### EXERCISE GOAL
Without the pictures, copy all the entries below exactly.

### EXCERPTED RECORDS
----------------

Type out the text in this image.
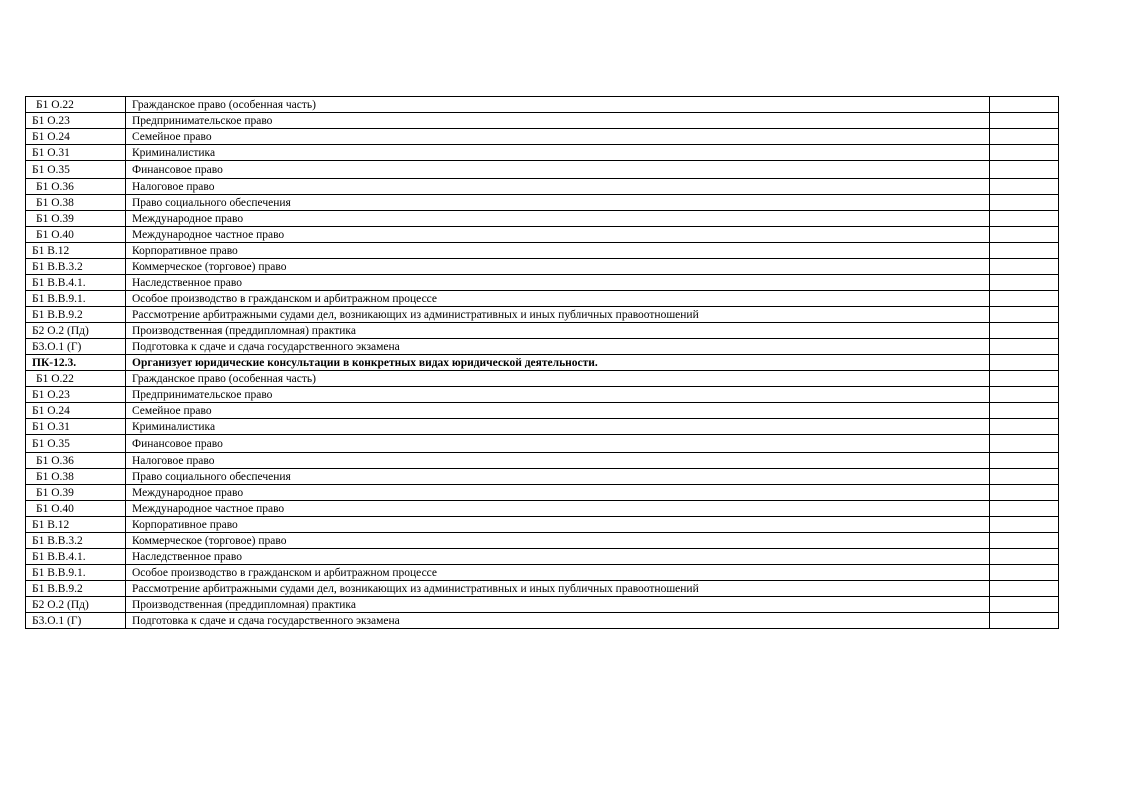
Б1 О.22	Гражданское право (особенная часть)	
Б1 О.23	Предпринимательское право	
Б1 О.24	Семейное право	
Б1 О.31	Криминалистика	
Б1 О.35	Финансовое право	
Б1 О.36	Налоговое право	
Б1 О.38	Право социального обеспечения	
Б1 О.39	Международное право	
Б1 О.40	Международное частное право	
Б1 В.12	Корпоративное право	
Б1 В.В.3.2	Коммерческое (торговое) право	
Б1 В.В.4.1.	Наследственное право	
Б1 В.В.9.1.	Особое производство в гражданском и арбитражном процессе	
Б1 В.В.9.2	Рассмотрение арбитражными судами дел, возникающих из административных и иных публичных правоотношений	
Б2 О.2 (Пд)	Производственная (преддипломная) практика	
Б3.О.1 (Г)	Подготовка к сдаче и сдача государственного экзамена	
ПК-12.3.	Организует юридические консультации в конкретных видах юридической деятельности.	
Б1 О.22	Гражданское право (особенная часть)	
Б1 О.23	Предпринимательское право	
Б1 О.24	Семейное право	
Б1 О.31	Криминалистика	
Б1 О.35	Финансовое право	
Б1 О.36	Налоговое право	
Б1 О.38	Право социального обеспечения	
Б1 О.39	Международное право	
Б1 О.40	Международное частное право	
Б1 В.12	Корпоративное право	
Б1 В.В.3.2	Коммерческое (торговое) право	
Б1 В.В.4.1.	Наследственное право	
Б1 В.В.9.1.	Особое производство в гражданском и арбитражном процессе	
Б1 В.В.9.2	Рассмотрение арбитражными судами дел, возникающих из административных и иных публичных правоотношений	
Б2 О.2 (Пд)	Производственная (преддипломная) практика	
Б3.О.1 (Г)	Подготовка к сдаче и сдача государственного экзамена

----------------

### THE ANSWER
Type out the text in this image.
Б1 О.22	Гражданское право (особенная часть)	
Б1 О.23	Предпринимательское право	
Б1 О.24	Семейное право	
Б1 О.31	Криминалистика	
Б1 О.35	Финансовое право	
Б1 О.36	Налоговое право	
Б1 О.38	Право социального обеспечения	
Б1 О.39	Международное право	
Б1 О.40	Международное частное право	
Б1 В.12	Корпоративное право	
Б1 В.В.3.2	Коммерческое (торговое) право	
Б1 В.В.4.1.	Наследственное право	
Б1 В.В.9.1.	Особое производство в гражданском и арбитражном процессе	
Б1 В.В.9.2	Рассмотрение арбитражными судами дел, возникающих из административных и иных публичных правоотношений	
Б2 О.2 (Пд)	Производственная (преддипломная) практика	
Б3.О.1 (Г)	Подготовка к сдаче и сдача государственного экзамена	
ПК-12.3.	Организует юридические консультации в конкретных видах юридической деятельности.	
Б1 О.22	Гражданское право (особенная часть)	
Б1 О.23	Предпринимательское право	
Б1 О.24	Семейное право	
Б1 О.31	Криминалистика	
Б1 О.35	Финансовое право	
Б1 О.36	Налоговое право	
Б1 О.38	Право социального обеспечения	
Б1 О.39	Международное право	
Б1 О.40	Международное частное право	
Б1 В.12	Корпоративное право	
Б1 В.В.3.2	Коммерческое (торговое) право	
Б1 В.В.4.1.	Наследственное право	
Б1 В.В.9.1.	Особое производство в гражданском и арбитражном процессе	
Б1 В.В.9.2	Рассмотрение арбитражными судами дел, возникающих из административных и иных публичных правоотношений	
Б2 О.2 (Пд)	Производственная (преддипломная) практика	
Б3.О.1 (Г)	Подготовка к сдаче и сдача государственного экзамена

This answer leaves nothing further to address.